■ TASK DESCRIPTION ■
Your task is to copy every line of the entries that contains "title".

_ _ _ _

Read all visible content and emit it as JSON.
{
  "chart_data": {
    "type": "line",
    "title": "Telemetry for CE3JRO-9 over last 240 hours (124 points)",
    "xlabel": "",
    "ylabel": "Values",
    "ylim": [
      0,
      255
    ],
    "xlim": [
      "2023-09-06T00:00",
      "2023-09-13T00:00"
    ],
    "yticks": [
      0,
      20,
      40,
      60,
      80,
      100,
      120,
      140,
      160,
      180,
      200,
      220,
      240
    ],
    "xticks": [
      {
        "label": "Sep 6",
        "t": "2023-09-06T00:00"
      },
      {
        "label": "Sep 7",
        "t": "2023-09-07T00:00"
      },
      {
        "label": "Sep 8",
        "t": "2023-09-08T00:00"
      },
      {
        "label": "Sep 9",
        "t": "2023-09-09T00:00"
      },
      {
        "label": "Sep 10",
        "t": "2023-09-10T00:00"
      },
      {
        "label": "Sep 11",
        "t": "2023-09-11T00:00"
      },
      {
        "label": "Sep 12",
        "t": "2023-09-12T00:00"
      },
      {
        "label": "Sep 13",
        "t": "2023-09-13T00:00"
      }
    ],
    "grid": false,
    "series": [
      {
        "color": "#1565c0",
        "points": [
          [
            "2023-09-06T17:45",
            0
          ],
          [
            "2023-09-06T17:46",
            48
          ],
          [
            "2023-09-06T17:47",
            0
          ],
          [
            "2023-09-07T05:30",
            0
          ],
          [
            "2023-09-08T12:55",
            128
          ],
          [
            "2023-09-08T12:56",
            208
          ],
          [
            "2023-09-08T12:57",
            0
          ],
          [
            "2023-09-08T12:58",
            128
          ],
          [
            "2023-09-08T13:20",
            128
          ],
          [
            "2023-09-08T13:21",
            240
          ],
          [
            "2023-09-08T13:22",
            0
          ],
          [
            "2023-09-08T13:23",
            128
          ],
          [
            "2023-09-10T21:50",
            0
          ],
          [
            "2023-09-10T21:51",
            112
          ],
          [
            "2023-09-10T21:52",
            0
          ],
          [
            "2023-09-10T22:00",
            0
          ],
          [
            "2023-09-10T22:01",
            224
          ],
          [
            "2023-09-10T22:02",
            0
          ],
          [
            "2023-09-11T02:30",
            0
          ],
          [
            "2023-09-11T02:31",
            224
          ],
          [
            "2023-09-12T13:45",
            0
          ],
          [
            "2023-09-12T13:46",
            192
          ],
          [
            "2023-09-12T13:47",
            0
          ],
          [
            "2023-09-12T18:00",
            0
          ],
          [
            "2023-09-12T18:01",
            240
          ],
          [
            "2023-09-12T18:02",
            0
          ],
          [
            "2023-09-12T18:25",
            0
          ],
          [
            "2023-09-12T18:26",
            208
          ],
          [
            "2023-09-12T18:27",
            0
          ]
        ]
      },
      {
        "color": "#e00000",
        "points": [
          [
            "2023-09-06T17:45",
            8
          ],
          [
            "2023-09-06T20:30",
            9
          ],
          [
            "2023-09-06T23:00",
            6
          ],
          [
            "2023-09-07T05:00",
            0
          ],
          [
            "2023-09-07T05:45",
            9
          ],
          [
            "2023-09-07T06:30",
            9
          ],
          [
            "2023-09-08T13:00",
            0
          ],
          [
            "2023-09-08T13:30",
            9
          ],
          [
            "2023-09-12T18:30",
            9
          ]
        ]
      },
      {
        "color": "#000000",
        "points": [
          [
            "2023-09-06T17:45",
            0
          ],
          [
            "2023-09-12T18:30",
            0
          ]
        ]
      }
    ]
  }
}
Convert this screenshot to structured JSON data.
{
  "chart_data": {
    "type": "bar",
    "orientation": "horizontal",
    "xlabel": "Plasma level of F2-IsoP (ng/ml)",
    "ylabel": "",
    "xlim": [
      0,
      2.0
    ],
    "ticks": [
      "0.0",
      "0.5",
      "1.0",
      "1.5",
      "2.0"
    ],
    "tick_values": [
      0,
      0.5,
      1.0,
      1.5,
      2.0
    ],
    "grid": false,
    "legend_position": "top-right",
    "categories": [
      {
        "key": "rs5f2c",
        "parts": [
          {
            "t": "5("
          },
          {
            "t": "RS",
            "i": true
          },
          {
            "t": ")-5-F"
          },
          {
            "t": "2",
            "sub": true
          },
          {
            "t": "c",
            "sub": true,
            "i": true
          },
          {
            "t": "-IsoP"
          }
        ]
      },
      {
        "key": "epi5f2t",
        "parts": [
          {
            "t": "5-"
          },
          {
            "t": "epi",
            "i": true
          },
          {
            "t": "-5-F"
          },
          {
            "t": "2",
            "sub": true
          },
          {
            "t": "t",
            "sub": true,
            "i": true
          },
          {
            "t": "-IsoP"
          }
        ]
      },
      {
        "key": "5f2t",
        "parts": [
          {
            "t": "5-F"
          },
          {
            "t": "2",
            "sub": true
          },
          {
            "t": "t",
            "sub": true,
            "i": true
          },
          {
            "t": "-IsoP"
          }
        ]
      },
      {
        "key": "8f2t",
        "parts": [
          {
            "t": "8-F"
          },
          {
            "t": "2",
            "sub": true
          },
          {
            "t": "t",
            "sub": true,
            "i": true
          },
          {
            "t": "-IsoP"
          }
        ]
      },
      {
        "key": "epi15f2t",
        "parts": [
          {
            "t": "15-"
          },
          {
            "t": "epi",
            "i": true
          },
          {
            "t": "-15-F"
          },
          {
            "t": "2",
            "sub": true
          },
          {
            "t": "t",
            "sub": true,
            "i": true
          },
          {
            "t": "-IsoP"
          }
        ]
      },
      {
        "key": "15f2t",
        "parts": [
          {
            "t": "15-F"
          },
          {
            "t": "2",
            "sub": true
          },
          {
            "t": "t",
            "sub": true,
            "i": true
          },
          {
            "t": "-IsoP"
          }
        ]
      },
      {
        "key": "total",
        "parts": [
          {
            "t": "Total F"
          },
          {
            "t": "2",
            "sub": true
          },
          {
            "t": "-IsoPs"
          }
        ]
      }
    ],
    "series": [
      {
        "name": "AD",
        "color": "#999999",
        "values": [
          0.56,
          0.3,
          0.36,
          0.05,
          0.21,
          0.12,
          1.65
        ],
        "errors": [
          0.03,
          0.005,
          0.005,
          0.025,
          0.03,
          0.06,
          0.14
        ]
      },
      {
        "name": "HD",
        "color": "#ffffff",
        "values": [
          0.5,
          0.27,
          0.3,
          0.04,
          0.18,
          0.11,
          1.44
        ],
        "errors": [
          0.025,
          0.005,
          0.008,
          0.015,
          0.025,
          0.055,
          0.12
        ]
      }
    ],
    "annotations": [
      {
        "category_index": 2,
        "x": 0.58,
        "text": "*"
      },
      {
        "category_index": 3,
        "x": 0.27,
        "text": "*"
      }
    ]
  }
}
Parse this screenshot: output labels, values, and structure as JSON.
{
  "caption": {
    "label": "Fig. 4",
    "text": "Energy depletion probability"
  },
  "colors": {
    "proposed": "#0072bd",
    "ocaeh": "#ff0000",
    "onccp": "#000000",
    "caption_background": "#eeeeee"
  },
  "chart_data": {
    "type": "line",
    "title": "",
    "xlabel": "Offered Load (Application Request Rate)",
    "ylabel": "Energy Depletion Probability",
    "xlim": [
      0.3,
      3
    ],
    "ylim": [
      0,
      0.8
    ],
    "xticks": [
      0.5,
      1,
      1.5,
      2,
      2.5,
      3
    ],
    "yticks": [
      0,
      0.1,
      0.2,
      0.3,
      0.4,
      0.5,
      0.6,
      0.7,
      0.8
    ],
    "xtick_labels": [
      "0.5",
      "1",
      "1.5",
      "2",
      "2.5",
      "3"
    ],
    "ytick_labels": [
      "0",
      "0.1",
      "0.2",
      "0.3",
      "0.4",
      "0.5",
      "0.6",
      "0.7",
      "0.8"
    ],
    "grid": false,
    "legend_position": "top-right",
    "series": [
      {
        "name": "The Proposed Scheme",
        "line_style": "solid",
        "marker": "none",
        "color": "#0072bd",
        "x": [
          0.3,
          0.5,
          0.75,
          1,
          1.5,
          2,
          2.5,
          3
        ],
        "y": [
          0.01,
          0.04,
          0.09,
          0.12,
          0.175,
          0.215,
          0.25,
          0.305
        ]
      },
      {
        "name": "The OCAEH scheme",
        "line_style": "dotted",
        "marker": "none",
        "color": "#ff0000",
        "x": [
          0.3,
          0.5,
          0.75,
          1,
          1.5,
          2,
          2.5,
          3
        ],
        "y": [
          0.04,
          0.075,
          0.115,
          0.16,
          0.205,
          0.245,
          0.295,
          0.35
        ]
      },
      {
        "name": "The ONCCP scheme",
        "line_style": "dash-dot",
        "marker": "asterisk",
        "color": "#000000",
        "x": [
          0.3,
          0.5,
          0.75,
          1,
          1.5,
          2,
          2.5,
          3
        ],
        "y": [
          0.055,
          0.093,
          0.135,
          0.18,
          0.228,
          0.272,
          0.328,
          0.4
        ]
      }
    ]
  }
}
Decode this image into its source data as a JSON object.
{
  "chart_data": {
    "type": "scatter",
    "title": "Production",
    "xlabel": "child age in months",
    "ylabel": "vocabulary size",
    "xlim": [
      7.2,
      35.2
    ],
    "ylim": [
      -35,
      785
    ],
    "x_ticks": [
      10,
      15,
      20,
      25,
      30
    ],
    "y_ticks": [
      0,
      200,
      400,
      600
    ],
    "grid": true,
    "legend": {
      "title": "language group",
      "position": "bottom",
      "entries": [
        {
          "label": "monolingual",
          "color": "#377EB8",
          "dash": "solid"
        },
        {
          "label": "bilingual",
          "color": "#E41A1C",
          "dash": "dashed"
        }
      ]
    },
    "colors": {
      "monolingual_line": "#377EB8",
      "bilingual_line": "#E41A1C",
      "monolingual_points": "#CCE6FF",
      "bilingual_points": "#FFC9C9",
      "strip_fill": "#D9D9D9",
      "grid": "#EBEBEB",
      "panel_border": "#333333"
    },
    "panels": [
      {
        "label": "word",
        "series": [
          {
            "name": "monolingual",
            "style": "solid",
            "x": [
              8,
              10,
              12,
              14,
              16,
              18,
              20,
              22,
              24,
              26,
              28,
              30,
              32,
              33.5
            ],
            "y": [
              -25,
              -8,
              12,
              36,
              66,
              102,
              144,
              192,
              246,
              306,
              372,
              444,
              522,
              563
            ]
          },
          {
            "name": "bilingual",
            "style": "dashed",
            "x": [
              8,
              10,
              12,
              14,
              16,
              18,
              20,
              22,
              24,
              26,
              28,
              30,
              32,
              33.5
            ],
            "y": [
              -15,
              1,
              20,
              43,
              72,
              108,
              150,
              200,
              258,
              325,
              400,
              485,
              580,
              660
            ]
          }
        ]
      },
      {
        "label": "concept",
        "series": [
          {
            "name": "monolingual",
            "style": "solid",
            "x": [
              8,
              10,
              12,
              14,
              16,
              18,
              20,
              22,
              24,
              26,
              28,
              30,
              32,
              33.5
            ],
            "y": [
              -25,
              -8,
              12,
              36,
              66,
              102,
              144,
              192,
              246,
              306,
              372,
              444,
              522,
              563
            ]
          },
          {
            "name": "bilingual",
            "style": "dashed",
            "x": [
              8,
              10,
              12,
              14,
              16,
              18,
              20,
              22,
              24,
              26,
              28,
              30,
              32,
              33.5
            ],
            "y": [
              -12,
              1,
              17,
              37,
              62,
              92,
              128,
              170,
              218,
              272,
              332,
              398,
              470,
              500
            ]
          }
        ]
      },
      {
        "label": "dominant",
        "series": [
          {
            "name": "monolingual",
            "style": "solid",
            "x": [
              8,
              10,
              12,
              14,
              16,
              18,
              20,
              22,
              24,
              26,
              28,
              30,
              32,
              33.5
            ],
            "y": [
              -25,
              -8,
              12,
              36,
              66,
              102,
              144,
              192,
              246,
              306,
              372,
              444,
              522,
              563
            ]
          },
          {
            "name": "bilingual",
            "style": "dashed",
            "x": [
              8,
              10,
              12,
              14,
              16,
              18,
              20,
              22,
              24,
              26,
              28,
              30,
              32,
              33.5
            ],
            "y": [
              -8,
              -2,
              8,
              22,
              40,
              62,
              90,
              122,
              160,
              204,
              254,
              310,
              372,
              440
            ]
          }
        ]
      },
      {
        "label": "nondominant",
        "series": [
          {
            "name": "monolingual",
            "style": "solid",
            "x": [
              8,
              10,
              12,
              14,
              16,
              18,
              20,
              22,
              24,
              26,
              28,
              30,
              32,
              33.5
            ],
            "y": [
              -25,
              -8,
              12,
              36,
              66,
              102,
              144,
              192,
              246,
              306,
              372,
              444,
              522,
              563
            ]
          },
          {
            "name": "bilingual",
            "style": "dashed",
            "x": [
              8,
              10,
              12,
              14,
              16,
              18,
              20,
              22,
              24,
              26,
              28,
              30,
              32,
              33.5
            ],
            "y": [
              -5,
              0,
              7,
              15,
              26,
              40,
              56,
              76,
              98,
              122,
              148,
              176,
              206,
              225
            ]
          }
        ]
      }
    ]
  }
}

_ _ _ _

■ OUTPUT OF THE EXERCISE ■
    "title": "Telemetry for CE3JRO-9 over last 240 hours (124 points)",
    "title": "",
    "title": "Production",
      "title": "language group",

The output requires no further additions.